Task directions: Can you restate the records below word for word?

Data to process:

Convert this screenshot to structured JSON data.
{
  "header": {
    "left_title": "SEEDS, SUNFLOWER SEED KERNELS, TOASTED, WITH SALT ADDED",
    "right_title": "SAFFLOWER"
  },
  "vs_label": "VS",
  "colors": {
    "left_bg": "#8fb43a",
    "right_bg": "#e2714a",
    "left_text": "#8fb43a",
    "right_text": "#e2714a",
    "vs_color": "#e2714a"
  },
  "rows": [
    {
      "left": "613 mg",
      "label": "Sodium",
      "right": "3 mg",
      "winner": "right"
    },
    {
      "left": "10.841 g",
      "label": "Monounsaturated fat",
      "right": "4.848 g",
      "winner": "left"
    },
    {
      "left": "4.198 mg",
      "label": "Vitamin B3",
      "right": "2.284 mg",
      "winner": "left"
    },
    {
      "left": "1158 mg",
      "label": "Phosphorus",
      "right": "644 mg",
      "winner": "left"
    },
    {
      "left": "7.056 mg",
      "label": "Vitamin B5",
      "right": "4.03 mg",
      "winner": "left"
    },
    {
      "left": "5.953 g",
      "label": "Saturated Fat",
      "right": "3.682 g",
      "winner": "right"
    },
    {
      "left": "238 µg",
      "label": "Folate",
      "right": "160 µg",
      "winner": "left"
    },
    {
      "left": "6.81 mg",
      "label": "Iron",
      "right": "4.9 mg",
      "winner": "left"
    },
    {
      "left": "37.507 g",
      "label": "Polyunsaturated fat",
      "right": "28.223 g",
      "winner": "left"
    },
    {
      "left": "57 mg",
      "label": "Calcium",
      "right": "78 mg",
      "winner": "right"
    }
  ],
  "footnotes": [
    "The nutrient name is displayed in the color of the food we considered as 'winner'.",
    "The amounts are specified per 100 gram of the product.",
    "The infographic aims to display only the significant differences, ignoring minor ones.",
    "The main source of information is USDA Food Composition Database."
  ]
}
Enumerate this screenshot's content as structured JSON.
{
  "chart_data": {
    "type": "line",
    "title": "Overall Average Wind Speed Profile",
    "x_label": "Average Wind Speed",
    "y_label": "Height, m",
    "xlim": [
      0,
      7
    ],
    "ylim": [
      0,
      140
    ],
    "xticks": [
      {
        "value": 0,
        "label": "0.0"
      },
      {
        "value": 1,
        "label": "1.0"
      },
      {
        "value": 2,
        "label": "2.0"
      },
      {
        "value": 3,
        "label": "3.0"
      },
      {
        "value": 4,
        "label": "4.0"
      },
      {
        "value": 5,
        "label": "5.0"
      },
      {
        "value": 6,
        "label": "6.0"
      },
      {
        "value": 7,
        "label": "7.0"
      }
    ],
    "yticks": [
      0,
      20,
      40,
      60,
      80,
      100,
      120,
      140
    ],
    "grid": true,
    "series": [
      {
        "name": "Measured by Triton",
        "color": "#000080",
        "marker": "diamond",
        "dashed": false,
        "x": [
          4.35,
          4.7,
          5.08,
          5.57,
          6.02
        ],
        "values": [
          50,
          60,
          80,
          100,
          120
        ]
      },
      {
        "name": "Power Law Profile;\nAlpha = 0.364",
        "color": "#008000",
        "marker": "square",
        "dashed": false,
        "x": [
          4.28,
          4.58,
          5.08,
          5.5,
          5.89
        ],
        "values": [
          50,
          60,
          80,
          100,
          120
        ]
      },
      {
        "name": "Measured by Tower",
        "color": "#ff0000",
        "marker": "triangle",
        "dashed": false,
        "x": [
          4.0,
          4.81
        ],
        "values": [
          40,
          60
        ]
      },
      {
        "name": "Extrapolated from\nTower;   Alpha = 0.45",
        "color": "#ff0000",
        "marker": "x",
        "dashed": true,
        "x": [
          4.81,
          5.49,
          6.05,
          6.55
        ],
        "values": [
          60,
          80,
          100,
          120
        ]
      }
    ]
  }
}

Exercise answer:
Convert this screenshot to structured JSON data.
{
  "header": {
    "left_title": "SEEDS, SUNFLOWER SEED KERNELS, TOASTED, WITH SALT ADDED",
    "right_title": "SAFFLOWER"
  },
  "vs_label": "VS",
  "colors": {
    "left_bg": "#8fb43a",
    "right_bg": "#e2714a",
    "left_text": "#8fb43a",
    "right_text": "#e2714a",
    "vs_color": "#e2714a"
  },
  "rows": [
    {
      "left": "613 mg",
      "label": "Sodium",
      "right": "3 mg",
      "winner": "right"
    },
    {
      "left": "10.841 g",
      "label": "Monounsaturated fat",
      "right": "4.848 g",
      "winner": "left"
    },
    {
      "left": "4.198 mg",
      "label": "Vitamin B3",
      "right": "2.284 mg",
      "winner": "left"
    },
    {
      "left": "1158 mg",
      "label": "Phosphorus",
      "right": "644 mg",
      "winner": "left"
    },
    {
      "left": "7.056 mg",
      "label": "Vitamin B5",
      "right": "4.03 mg",
      "winner": "left"
    },
    {
      "left": "5.953 g",
      "label": "Saturated Fat",
      "right": "3.682 g",
      "winner": "right"
    },
    {
      "left": "238 µg",
      "label": "Folate",
      "right": "160 µg",
      "winner": "left"
    },
    {
      "left": "6.81 mg",
      "label": "Iron",
      "right": "4.9 mg",
      "winner": "left"
    },
    {
      "left": "37.507 g",
      "label": "Polyunsaturated fat",
      "right": "28.223 g",
      "winner": "left"
    },
    {
      "left": "57 mg",
      "label": "Calcium",
      "right": "78 mg",
      "winner": "right"
    }
  ],
  "footnotes": [
    "The nutrient name is displayed in the color of the food we considered as 'winner'.",
    "The amounts are specified per 100 gram of the product.",
    "The infographic aims to display only the significant differences, ignoring minor ones.",
    "The main source of information is USDA Food Composition Database."
  ]
}
Enumerate this screenshot's content as structured JSON.
{
  "chart_data": {
    "type": "line",
    "title": "Overall Average Wind Speed Profile",
    "x_label": "Average Wind Speed",
    "y_label": "Height, m",
    "xlim": [
      0,
      7
    ],
    "ylim": [
      0,
      140
    ],
    "xticks": [
      {
        "value": 0,
        "label": "0.0"
      },
      {
        "value": 1,
        "label": "1.0"
      },
      {
        "value": 2,
        "label": "2.0"
      },
      {
        "value": 3,
        "label": "3.0"
      },
      {
        "value": 4,
        "label": "4.0"
      },
      {
        "value": 5,
        "label": "5.0"
      },
      {
        "value": 6,
        "label": "6.0"
      },
      {
        "value": 7,
        "label": "7.0"
      }
    ],
    "yticks": [
      0,
      20,
      40,
      60,
      80,
      100,
      120,
      140
    ],
    "grid": true,
    "series": [
      {
        "name": "Measured by Triton",
        "color": "#000080",
        "marker": "diamond",
        "dashed": false,
        "x": [
          4.35,
          4.7,
          5.08,
          5.57,
          6.02
        ],
        "values": [
          50,
          60,
          80,
          100,
          120
        ]
      },
      {
        "name": "Power Law Profile;\nAlpha = 0.364",
        "color": "#008000",
        "marker": "square",
        "dashed": false,
        "x": [
          4.28,
          4.58,
          5.08,
          5.5,
          5.89
        ],
        "values": [
          50,
          60,
          80,
          100,
          120
        ]
      },
      {
        "name": "Measured by Tower",
        "color": "#ff0000",
        "marker": "triangle",
        "dashed": false,
        "x": [
          4.0,
          4.81
        ],
        "values": [
          40,
          60
        ]
      },
      {
        "name": "Extrapolated from\nTower;   Alpha = 0.45",
        "color": "#ff0000",
        "marker": "x",
        "dashed": true,
        "x": [
          4.81,
          5.49,
          6.05,
          6.55
        ],
        "values": [
          60,
          80,
          100,
          120
        ]
      }
    ]
  }
}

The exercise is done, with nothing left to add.